Exercise prompt: Transcribe the full listing below exactly.

(Collection entries)

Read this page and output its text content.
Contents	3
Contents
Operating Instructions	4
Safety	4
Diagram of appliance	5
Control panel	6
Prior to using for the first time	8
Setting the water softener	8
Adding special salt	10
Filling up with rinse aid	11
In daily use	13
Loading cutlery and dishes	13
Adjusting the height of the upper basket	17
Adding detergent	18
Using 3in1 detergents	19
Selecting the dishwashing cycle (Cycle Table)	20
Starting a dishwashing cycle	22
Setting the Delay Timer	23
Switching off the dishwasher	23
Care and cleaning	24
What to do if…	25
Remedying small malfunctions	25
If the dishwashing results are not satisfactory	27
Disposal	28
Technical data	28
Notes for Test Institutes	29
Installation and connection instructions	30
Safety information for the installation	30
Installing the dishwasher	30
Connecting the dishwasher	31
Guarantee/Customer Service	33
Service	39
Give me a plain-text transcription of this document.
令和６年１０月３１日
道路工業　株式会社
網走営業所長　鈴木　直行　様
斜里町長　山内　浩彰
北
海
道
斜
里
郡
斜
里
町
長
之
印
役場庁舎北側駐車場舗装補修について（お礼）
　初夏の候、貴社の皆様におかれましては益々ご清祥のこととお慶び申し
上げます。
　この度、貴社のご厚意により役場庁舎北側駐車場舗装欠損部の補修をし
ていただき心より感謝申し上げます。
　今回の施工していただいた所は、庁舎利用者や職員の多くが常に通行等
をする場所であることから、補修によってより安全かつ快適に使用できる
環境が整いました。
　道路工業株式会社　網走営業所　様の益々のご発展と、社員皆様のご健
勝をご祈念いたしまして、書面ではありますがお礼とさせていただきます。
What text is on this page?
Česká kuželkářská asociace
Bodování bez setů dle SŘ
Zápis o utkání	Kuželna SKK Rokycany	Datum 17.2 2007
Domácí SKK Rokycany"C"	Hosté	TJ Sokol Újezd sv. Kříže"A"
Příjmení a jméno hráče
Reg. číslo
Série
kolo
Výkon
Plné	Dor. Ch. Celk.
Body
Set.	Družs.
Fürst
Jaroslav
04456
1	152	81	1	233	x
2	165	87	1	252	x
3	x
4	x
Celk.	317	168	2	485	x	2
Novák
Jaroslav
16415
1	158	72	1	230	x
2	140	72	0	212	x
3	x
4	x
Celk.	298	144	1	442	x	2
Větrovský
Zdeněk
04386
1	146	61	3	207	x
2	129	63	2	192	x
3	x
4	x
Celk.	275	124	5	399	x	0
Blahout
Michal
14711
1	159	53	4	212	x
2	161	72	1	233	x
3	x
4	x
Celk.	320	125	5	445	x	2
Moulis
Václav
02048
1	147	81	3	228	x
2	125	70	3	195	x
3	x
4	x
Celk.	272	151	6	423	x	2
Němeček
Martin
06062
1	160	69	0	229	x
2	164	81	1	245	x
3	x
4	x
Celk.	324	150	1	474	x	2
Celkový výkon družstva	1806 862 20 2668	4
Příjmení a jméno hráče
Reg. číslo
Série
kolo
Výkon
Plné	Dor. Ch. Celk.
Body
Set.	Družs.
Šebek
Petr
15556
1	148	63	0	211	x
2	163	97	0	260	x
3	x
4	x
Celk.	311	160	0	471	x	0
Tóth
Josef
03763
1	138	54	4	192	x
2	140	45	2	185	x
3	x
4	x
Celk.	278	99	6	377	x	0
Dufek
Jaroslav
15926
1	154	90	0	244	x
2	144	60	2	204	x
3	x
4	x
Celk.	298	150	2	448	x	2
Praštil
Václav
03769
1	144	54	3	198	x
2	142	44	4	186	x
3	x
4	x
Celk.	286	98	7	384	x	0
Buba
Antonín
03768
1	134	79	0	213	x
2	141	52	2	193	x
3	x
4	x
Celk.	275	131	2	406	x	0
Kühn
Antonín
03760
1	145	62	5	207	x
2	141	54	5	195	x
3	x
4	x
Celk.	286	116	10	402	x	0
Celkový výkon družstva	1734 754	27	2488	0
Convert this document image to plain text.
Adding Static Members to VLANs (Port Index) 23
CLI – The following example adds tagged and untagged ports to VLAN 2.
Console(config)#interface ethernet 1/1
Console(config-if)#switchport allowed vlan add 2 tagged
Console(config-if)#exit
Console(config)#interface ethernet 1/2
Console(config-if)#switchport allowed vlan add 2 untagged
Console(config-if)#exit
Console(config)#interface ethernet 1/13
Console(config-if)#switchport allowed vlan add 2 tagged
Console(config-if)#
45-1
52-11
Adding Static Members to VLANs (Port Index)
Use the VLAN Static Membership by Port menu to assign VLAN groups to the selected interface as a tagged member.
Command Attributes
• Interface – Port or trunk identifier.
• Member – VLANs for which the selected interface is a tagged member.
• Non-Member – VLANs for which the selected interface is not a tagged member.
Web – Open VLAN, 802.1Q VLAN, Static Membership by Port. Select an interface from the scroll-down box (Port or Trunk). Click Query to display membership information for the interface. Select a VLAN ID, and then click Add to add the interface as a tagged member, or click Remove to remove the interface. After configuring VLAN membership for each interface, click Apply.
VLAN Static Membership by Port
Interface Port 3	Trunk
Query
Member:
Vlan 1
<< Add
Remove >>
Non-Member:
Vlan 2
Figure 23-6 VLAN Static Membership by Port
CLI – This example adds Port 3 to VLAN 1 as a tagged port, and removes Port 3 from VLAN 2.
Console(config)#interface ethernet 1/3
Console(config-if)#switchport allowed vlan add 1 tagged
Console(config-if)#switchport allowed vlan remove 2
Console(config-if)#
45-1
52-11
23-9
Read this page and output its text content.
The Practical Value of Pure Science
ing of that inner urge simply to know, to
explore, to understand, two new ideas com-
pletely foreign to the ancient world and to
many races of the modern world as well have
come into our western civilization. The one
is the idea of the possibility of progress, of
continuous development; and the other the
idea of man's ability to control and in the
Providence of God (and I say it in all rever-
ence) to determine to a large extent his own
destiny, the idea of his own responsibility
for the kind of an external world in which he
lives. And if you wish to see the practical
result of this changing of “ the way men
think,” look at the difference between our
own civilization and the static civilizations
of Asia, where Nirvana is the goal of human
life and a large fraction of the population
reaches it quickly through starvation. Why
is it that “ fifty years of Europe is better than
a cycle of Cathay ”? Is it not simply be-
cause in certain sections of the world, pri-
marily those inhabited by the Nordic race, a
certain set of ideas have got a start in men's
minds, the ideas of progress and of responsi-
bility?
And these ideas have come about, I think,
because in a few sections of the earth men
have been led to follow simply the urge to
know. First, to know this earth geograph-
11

Problem solution:
Read this page and output its text content.
Contents	3
Contents
Operating Instructions	4
Safety	4
Diagram of appliance	5
Control panel	6
Prior to using for the first time	8
Setting the water softener	8
Adding special salt	10
Filling up with rinse aid	11
In daily use	13
Loading cutlery and dishes	13
Adjusting the height of the upper basket	17
Adding detergent	18
Using 3in1 detergents	19
Selecting the dishwashing cycle (Cycle Table)	20
Starting a dishwashing cycle	22
Setting the Delay Timer	23
Switching off the dishwasher	23
Care and cleaning	24
What to do if…	25
Remedying small malfunctions	25
If the dishwashing results are not satisfactory	27
Disposal	28
Technical data	28
Notes for Test Institutes	29
Installation and connection instructions	30
Safety information for the installation	30
Installing the dishwasher	30
Connecting the dishwasher	31
Guarantee/Customer Service	33
Service	39
Give me a plain-text transcription of this document.
令和６年１０月３１日
道路工業　株式会社
網走営業所長　鈴木　直行　様
斜里町長　山内　浩彰
北
海
道
斜
里
郡
斜
里
町
長
之
印
役場庁舎北側駐車場舗装補修について（お礼）
　初夏の候、貴社の皆様におかれましては益々ご清祥のこととお慶び申し
上げます。
　この度、貴社のご厚意により役場庁舎北側駐車場舗装欠損部の補修をし
ていただき心より感謝申し上げます。
　今回の施工していただいた所は、庁舎利用者や職員の多くが常に通行等
をする場所であることから、補修によってより安全かつ快適に使用できる
環境が整いました。
　道路工業株式会社　網走営業所　様の益々のご発展と、社員皆様のご健
勝をご祈念いたしまして、書面ではありますがお礼とさせていただきます。
What text is on this page?
Česká kuželkářská asociace
Bodování bez setů dle SŘ
Zápis o utkání	Kuželna SKK Rokycany	Datum 17.2 2007
Domácí SKK Rokycany"C"	Hosté	TJ Sokol Újezd sv. Kříže"A"
Příjmení a jméno hráče
Reg. číslo
Série
kolo
Výkon
Plné	Dor. Ch. Celk.
Body
Set.	Družs.
Fürst
Jaroslav
04456
1	152	81	1	233	x
2	165	87	1	252	x
3	x
4	x
Celk.	317	168	2	485	x	2
Novák
Jaroslav
16415
1	158	72	1	230	x
2	140	72	0	212	x
3	x
4	x
Celk.	298	144	1	442	x	2
Větrovský
Zdeněk
04386
1	146	61	3	207	x
2	129	63	2	192	x
3	x
4	x
Celk.	275	124	5	399	x	0
Blahout
Michal
14711
1	159	53	4	212	x
2	161	72	1	233	x
3	x
4	x
Celk.	320	125	5	445	x	2
Moulis
Václav
02048
1	147	81	3	228	x
2	125	70	3	195	x
3	x
4	x
Celk.	272	151	6	423	x	2
Němeček
Martin
06062
1	160	69	0	229	x
2	164	81	1	245	x
3	x
4	x
Celk.	324	150	1	474	x	2
Celkový výkon družstva	1806 862 20 2668	4
Příjmení a jméno hráče
Reg. číslo
Série
kolo
Výkon
Plné	Dor. Ch. Celk.
Body
Set.	Družs.
Šebek
Petr
15556
1	148	63	0	211	x
2	163	97	0	260	x
3	x
4	x
Celk.	311	160	0	471	x	0
Tóth
Josef
03763
1	138	54	4	192	x
2	140	45	2	185	x
3	x
4	x
Celk.	278	99	6	377	x	0
Dufek
Jaroslav
15926
1	154	90	0	244	x
2	144	60	2	204	x
3	x
4	x
Celk.	298	150	2	448	x	2
Praštil
Václav
03769
1	144	54	3	198	x
2	142	44	4	186	x
3	x
4	x
Celk.	286	98	7	384	x	0
Buba
Antonín
03768
1	134	79	0	213	x
2	141	52	2	193	x
3	x
4	x
Celk.	275	131	2	406	x	0
Kühn
Antonín
03760
1	145	62	5	207	x
2	141	54	5	195	x
3	x
4	x
Celk.	286	116	10	402	x	0
Celkový výkon družstva	1734 754	27	2488	0
Convert this document image to plain text.
Adding Static Members to VLANs (Port Index) 23
CLI – The following example adds tagged and untagged ports to VLAN 2.
Console(config)#interface ethernet 1/1
Console(config-if)#switchport allowed vlan add 2 tagged
Console(config-if)#exit
Console(config)#interface ethernet 1/2
Console(config-if)#switchport allowed vlan add 2 untagged
Console(config-if)#exit
Console(config)#interface ethernet 1/13
Console(config-if)#switchport allowed vlan add 2 tagged
Console(config-if)#
45-1
52-11
Adding Static Members to VLANs (Port Index)
Use the VLAN Static Membership by Port menu to assign VLAN groups to the selected interface as a tagged member.
Command Attributes
• Interface – Port or trunk identifier.
• Member – VLANs for which the selected interface is a tagged member.
• Non-Member – VLANs for which the selected interface is not a tagged member.
Web – Open VLAN, 802.1Q VLAN, Static Membership by Port. Select an interface from the scroll-down box (Port or Trunk). Click Query to display membership information for the interface. Select a VLAN ID, and then click Add to add the interface as a tagged member, or click Remove to remove the interface. After configuring VLAN membership for each interface, click Apply.
VLAN Static Membership by Port
Interface Port 3	Trunk
Query
Member:
Vlan 1
<< Add
Remove >>
Non-Member:
Vlan 2
Figure 23-6 VLAN Static Membership by Port
CLI – This example adds Port 3 to VLAN 1 as a tagged port, and removes Port 3 from VLAN 2.
Console(config)#interface ethernet 1/3
Console(config-if)#switchport allowed vlan add 1 tagged
Console(config-if)#switchport allowed vlan remove 2
Console(config-if)#
45-1
52-11
23-9
Read this page and output its text content.
The Practical Value of Pure Science
ing of that inner urge simply to know, to
explore, to understand, two new ideas com-
pletely foreign to the ancient world and to
many races of the modern world as well have
come into our western civilization. The one
is the idea of the possibility of progress, of
continuous development; and the other the
idea of man's ability to control and in the
Providence of God (and I say it in all rever-
ence) to determine to a large extent his own
destiny, the idea of his own responsibility
for the kind of an external world in which he
lives. And if you wish to see the practical
result of this changing of “ the way men
think,” look at the difference between our
own civilization and the static civilizations
of Asia, where Nirvana is the goal of human
life and a large fraction of the population
reaches it quickly through starvation. Why
is it that “ fifty years of Europe is better than
a cycle of Cathay ”? Is it not simply be-
cause in certain sections of the world, pri-
marily those inhabited by the Nordic race, a
certain set of ideas have got a start in men's
minds, the ideas of progress and of responsi-
bility?
And these ideas have come about, I think,
because in a few sections of the earth men
have been led to follow simply the urge to
know. First, to know this earth geograph-
11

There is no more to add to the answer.